- _Exercise instructions_: Go through the data below. Pull out every line that has the word "students".

★ ★ ★ ★

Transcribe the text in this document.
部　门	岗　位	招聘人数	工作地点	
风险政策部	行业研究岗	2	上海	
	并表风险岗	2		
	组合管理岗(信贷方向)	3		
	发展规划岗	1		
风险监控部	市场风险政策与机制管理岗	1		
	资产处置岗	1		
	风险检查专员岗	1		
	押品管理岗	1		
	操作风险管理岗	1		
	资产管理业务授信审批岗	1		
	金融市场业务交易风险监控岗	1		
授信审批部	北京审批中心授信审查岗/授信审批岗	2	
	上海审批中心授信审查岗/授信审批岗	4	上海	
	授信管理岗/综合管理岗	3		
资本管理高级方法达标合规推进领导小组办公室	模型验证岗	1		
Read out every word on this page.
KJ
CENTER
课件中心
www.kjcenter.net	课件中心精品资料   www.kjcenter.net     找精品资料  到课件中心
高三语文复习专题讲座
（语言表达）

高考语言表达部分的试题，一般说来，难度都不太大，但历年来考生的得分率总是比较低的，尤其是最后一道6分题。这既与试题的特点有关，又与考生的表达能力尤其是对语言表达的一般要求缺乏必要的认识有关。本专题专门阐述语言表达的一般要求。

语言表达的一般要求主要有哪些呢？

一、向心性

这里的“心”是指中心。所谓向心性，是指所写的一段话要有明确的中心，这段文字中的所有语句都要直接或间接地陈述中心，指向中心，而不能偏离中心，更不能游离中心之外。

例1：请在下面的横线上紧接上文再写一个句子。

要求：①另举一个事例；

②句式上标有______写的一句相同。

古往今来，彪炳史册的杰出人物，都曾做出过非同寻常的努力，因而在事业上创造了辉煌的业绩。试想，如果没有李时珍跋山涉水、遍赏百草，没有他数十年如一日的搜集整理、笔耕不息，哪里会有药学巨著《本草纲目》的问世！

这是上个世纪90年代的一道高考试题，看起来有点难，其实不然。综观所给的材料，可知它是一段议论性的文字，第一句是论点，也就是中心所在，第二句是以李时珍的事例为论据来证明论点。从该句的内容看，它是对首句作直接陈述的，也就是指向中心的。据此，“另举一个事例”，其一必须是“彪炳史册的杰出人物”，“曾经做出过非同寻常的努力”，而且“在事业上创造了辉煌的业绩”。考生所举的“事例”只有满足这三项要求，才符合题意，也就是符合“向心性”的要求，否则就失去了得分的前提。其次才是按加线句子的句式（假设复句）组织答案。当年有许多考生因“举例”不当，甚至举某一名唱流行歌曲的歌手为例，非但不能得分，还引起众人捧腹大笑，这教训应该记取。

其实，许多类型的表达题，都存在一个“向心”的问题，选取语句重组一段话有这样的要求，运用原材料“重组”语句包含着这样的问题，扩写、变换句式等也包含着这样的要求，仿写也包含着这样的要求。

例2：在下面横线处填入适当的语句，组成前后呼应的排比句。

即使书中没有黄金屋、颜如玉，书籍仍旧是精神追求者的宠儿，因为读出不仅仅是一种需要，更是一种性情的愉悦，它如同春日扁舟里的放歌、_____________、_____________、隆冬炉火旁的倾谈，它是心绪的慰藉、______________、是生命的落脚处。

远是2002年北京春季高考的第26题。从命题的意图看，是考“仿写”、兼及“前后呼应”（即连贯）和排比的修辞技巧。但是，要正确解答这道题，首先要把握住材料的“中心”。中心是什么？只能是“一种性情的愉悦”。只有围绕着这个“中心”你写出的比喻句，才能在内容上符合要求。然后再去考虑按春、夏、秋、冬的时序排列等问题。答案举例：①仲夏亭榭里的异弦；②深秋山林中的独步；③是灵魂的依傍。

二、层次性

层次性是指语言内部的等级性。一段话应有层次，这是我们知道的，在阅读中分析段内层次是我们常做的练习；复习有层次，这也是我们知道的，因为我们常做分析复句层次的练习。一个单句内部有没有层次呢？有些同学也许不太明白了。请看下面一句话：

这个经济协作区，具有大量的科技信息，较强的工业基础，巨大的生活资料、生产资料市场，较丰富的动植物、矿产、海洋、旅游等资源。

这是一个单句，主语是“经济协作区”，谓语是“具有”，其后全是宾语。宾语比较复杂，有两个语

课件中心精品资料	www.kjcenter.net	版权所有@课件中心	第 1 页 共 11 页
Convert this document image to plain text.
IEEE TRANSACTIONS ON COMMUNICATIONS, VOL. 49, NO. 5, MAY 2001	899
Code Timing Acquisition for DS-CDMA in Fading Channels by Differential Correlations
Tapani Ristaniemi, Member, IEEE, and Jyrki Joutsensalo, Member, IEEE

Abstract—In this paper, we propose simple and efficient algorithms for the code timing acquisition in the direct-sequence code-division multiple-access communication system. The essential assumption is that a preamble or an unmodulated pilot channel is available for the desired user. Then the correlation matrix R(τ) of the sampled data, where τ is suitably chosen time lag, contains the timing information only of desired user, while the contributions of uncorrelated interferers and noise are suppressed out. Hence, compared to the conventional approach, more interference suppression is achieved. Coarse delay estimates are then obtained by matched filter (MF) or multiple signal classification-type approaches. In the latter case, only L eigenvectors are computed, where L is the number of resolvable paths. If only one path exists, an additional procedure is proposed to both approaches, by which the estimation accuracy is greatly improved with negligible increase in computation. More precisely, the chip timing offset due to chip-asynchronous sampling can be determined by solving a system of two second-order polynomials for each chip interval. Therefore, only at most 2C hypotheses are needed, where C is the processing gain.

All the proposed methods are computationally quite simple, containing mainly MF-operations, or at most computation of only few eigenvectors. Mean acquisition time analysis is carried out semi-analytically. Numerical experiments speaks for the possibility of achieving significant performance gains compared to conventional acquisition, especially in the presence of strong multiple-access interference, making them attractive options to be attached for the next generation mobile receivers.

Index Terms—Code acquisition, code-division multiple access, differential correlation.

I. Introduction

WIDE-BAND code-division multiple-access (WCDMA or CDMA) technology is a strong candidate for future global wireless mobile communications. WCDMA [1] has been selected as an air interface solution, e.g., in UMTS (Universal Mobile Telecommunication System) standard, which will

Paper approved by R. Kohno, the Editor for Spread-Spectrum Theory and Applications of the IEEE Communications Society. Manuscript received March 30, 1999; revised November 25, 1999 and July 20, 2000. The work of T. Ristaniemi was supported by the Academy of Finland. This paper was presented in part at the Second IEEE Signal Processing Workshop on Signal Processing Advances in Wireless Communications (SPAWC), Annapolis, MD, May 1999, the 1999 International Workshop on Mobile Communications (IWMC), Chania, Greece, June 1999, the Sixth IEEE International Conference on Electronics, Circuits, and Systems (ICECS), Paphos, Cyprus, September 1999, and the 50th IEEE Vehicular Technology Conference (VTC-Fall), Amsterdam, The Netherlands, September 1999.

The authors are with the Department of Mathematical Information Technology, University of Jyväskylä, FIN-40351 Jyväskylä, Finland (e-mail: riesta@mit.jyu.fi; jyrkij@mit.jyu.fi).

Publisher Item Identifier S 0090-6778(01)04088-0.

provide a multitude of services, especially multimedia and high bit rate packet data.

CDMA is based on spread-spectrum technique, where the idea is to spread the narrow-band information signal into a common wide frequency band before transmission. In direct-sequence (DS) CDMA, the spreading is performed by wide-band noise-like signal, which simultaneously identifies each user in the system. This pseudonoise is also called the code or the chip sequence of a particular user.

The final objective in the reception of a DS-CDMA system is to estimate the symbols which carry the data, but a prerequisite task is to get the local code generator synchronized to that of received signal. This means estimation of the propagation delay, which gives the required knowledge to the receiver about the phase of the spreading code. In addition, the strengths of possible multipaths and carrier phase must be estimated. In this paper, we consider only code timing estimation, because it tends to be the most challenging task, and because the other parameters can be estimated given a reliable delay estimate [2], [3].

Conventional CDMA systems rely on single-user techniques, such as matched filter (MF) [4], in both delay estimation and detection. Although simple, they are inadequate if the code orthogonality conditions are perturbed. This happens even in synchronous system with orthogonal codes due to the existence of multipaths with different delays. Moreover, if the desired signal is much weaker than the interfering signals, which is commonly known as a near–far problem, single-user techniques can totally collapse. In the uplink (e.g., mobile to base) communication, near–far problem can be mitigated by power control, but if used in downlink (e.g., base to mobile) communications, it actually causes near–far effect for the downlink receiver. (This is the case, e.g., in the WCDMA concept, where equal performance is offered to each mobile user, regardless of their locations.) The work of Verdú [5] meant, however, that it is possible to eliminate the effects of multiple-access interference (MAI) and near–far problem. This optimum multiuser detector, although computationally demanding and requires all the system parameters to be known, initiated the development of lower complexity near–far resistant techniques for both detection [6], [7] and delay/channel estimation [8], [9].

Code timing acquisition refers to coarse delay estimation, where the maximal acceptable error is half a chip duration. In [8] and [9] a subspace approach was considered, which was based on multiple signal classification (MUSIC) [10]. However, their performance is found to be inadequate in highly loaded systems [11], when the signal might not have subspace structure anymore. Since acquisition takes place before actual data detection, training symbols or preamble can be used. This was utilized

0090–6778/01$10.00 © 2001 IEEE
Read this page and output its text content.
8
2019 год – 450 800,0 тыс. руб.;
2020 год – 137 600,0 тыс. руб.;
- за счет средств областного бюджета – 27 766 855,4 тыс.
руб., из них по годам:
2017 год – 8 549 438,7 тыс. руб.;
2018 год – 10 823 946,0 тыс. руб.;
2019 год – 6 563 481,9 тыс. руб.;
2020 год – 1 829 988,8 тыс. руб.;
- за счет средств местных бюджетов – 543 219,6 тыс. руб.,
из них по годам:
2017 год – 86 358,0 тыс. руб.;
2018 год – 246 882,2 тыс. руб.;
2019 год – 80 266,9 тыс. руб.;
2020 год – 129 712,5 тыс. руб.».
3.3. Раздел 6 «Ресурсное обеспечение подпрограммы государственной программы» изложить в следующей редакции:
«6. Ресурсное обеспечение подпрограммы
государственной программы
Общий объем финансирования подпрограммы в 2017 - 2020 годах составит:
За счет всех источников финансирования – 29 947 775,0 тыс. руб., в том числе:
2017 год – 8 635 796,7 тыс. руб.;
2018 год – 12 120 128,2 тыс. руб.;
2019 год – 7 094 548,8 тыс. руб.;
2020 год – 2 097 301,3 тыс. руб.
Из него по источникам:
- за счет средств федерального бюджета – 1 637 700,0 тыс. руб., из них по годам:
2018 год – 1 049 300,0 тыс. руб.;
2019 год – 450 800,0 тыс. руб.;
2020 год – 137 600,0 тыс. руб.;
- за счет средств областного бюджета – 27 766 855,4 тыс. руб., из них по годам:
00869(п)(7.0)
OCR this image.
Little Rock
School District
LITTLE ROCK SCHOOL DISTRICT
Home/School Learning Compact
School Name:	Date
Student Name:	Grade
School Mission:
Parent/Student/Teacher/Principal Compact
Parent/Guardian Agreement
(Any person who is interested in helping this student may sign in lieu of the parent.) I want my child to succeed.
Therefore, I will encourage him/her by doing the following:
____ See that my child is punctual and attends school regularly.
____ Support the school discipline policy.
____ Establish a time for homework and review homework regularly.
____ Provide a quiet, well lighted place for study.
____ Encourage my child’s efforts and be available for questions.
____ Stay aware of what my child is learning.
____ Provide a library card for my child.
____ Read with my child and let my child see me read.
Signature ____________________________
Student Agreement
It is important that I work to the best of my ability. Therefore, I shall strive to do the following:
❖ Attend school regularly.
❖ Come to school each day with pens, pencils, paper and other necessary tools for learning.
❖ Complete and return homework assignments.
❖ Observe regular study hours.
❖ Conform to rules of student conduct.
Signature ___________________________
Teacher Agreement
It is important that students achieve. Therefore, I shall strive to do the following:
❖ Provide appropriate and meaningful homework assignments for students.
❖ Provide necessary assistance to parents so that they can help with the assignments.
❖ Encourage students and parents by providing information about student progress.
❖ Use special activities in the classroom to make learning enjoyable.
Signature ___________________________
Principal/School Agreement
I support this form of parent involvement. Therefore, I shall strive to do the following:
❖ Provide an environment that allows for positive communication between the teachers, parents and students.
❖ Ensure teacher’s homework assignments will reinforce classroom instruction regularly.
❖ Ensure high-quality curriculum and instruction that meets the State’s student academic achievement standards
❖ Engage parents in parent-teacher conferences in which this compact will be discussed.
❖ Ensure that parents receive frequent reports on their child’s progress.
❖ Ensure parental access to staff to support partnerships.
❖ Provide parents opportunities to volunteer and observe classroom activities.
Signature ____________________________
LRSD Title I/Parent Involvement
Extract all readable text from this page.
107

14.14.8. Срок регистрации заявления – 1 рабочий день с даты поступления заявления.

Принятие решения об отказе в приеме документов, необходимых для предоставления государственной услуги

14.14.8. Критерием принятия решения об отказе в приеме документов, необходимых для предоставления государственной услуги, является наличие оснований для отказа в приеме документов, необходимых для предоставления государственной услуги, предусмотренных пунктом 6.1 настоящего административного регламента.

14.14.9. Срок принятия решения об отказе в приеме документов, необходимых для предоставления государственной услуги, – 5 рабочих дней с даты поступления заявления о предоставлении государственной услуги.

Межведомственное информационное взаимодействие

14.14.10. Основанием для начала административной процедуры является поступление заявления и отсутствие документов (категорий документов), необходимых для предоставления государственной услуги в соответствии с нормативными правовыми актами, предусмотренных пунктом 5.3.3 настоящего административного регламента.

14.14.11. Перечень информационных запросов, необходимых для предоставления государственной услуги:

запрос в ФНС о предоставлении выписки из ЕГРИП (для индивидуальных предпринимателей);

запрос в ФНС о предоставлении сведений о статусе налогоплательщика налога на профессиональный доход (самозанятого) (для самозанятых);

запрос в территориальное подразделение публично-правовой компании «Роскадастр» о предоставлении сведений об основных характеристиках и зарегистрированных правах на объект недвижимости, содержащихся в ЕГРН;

★ ★ ★ ★

- _Exercise answer_:
It is important that students achieve. Therefore, I shall strive to do the following:
❖ Provide appropriate and meaningful homework assignments for students.
❖ Encourage students and parents by providing information about student progress.
❖ Provide an environment that allows for positive communication between the teachers, parents and students.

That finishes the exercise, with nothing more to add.